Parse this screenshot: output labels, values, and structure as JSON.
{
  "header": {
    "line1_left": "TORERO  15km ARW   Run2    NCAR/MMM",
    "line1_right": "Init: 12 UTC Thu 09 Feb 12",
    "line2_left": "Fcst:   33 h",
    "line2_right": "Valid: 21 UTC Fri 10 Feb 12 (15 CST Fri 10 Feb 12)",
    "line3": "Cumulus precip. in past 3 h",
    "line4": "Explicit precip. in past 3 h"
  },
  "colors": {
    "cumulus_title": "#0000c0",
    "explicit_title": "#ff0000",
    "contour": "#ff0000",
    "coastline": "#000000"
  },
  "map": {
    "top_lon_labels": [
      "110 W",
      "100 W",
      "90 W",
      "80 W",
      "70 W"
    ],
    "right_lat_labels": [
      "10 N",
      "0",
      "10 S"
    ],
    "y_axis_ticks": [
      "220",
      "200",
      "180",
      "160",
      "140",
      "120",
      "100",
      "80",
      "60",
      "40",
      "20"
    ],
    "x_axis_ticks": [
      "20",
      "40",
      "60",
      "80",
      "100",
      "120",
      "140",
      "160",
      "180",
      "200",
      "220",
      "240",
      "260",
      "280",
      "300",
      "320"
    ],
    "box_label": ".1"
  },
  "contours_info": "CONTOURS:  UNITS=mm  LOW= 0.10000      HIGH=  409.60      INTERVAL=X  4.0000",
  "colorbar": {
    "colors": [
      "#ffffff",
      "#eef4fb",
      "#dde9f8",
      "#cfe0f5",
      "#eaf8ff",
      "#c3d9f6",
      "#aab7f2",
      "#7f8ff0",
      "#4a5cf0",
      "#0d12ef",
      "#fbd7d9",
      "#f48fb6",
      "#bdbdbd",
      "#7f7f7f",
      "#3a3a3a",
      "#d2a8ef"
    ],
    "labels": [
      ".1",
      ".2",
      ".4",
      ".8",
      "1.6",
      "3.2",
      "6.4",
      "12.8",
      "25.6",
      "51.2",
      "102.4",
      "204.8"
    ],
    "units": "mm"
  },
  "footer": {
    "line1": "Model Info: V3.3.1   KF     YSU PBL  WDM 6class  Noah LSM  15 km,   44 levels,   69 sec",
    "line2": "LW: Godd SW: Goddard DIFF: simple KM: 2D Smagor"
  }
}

────────────────────

**PROBLEM DETAILS:** Retype the listing above in full, with no alterations.

**COMPLETED TASK:**
Parse this screenshot: output labels, values, and structure as JSON.
{
  "header": {
    "line1_left": "TORERO  15km ARW   Run2    NCAR/MMM",
    "line1_right": "Init: 12 UTC Thu 09 Feb 12",
    "line2_left": "Fcst:   33 h",
    "line2_right": "Valid: 21 UTC Fri 10 Feb 12 (15 CST Fri 10 Feb 12)",
    "line3": "Cumulus precip. in past 3 h",
    "line4": "Explicit precip. in past 3 h"
  },
  "colors": {
    "cumulus_title": "#0000c0",
    "explicit_title": "#ff0000",
    "contour": "#ff0000",
    "coastline": "#000000"
  },
  "map": {
    "top_lon_labels": [
      "110 W",
      "100 W",
      "90 W",
      "80 W",
      "70 W"
    ],
    "right_lat_labels": [
      "10 N",
      "0",
      "10 S"
    ],
    "y_axis_ticks": [
      "220",
      "200",
      "180",
      "160",
      "140",
      "120",
      "100",
      "80",
      "60",
      "40",
      "20"
    ],
    "x_axis_ticks": [
      "20",
      "40",
      "60",
      "80",
      "100",
      "120",
      "140",
      "160",
      "180",
      "200",
      "220",
      "240",
      "260",
      "280",
      "300",
      "320"
    ],
    "box_label": ".1"
  },
  "contours_info": "CONTOURS:  UNITS=mm  LOW= 0.10000      HIGH=  409.60      INTERVAL=X  4.0000",
  "colorbar": {
    "colors": [
      "#ffffff",
      "#eef4fb",
      "#dde9f8",
      "#cfe0f5",
      "#eaf8ff",
      "#c3d9f6",
      "#aab7f2",
      "#7f8ff0",
      "#4a5cf0",
      "#0d12ef",
      "#fbd7d9",
      "#f48fb6",
      "#bdbdbd",
      "#7f7f7f",
      "#3a3a3a",
      "#d2a8ef"
    ],
    "labels": [
      ".1",
      ".2",
      ".4",
      ".8",
      "1.6",
      "3.2",
      "6.4",
      "12.8",
      "25.6",
      "51.2",
      "102.4",
      "204.8"
    ],
    "units": "mm"
  },
  "footer": {
    "line1": "Model Info: V3.3.1   KF     YSU PBL  WDM 6class  Noah LSM  15 km,   44 levels,   69 sec",
    "line2": "LW: Godd SW: Goddard DIFF: simple KM: 2D Smagor"
  }
}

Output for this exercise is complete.